> Exercise description
Each entry in the listing below should be restated word for word.

> Data for this task

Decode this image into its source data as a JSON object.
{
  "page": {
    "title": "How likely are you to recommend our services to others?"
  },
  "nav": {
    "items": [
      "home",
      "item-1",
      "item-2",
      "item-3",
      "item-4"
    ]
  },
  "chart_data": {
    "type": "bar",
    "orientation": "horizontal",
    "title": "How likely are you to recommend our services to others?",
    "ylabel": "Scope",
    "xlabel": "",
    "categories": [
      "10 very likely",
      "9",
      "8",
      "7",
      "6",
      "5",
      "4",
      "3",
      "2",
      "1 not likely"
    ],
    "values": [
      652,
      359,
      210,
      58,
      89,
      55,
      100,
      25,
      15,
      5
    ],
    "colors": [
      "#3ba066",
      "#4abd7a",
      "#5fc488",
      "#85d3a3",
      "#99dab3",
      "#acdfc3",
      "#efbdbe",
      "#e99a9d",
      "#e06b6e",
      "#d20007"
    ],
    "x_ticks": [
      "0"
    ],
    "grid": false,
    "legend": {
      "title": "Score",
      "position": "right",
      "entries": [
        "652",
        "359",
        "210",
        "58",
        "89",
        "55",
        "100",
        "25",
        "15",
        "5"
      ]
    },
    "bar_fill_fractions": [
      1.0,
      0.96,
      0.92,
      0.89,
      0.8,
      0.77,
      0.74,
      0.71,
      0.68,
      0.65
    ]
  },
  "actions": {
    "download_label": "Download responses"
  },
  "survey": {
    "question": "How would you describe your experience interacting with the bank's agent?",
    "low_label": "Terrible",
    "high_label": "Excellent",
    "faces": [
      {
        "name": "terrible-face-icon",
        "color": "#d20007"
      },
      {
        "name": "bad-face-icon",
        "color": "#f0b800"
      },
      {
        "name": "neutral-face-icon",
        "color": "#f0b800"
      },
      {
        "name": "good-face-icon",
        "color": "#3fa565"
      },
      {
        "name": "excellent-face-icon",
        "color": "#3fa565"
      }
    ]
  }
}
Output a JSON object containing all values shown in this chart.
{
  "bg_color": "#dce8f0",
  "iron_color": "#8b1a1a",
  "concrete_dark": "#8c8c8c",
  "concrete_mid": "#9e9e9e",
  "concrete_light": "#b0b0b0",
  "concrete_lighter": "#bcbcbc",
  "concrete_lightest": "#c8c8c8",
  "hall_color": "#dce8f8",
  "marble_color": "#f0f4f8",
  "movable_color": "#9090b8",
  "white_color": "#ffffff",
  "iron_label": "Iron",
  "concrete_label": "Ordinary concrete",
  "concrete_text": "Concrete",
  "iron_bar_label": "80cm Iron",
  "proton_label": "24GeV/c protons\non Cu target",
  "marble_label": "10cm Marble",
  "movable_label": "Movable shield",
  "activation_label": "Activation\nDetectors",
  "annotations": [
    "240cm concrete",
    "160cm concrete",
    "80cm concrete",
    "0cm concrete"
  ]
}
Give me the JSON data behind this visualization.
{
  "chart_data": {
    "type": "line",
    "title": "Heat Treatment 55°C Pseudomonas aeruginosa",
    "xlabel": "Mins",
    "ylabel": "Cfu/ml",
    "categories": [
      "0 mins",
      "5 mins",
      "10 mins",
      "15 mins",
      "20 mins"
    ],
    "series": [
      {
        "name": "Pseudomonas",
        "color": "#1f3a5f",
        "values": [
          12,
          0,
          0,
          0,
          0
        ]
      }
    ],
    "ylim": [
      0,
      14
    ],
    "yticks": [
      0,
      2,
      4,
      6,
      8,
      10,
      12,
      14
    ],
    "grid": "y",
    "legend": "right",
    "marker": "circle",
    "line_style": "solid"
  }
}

> Answer below
Decode this image into its source data as a JSON object.
{
  "page": {
    "title": "How likely are you to recommend our services to others?"
  },
  "nav": {
    "items": [
      "home",
      "item-1",
      "item-2",
      "item-3",
      "item-4"
    ]
  },
  "chart_data": {
    "type": "bar",
    "orientation": "horizontal",
    "title": "How likely are you to recommend our services to others?",
    "ylabel": "Scope",
    "xlabel": "",
    "categories": [
      "10 very likely",
      "9",
      "8",
      "7",
      "6",
      "5",
      "4",
      "3",
      "2",
      "1 not likely"
    ],
    "values": [
      652,
      359,
      210,
      58,
      89,
      55,
      100,
      25,
      15,
      5
    ],
    "colors": [
      "#3ba066",
      "#4abd7a",
      "#5fc488",
      "#85d3a3",
      "#99dab3",
      "#acdfc3",
      "#efbdbe",
      "#e99a9d",
      "#e06b6e",
      "#d20007"
    ],
    "x_ticks": [
      "0"
    ],
    "grid": false,
    "legend": {
      "title": "Score",
      "position": "right",
      "entries": [
        "652",
        "359",
        "210",
        "58",
        "89",
        "55",
        "100",
        "25",
        "15",
        "5"
      ]
    },
    "bar_fill_fractions": [
      1.0,
      0.96,
      0.92,
      0.89,
      0.8,
      0.77,
      0.74,
      0.71,
      0.68,
      0.65
    ]
  },
  "actions": {
    "download_label": "Download responses"
  },
  "survey": {
    "question": "How would you describe your experience interacting with the bank's agent?",
    "low_label": "Terrible",
    "high_label": "Excellent",
    "faces": [
      {
        "name": "terrible-face-icon",
        "color": "#d20007"
      },
      {
        "name": "bad-face-icon",
        "color": "#f0b800"
      },
      {
        "name": "neutral-face-icon",
        "color": "#f0b800"
      },
      {
        "name": "good-face-icon",
        "color": "#3fa565"
      },
      {
        "name": "excellent-face-icon",
        "color": "#3fa565"
      }
    ]
  }
}
Output a JSON object containing all values shown in this chart.
{
  "bg_color": "#dce8f0",
  "iron_color": "#8b1a1a",
  "concrete_dark": "#8c8c8c",
  "concrete_mid": "#9e9e9e",
  "concrete_light": "#b0b0b0",
  "concrete_lighter": "#bcbcbc",
  "concrete_lightest": "#c8c8c8",
  "hall_color": "#dce8f8",
  "marble_color": "#f0f4f8",
  "movable_color": "#9090b8",
  "white_color": "#ffffff",
  "iron_label": "Iron",
  "concrete_label": "Ordinary concrete",
  "concrete_text": "Concrete",
  "iron_bar_label": "80cm Iron",
  "proton_label": "24GeV/c protons\non Cu target",
  "marble_label": "10cm Marble",
  "movable_label": "Movable shield",
  "activation_label": "Activation\nDetectors",
  "annotations": [
    "240cm concrete",
    "160cm concrete",
    "80cm concrete",
    "0cm concrete"
  ]
}
Give me the JSON data behind this visualization.
{
  "chart_data": {
    "type": "line",
    "title": "Heat Treatment 55°C Pseudomonas aeruginosa",
    "xlabel": "Mins",
    "ylabel": "Cfu/ml",
    "categories": [
      "0 mins",
      "5 mins",
      "10 mins",
      "15 mins",
      "20 mins"
    ],
    "series": [
      {
        "name": "Pseudomonas",
        "color": "#1f3a5f",
        "values": [
          12,
          0,
          0,
          0,
          0
        ]
      }
    ],
    "ylim": [
      0,
      14
    ],
    "yticks": [
      0,
      2,
      4,
      6,
      8,
      10,
      12,
      14
    ],
    "grid": "y",
    "legend": "right",
    "marker": "circle",
    "line_style": "solid"
  }
}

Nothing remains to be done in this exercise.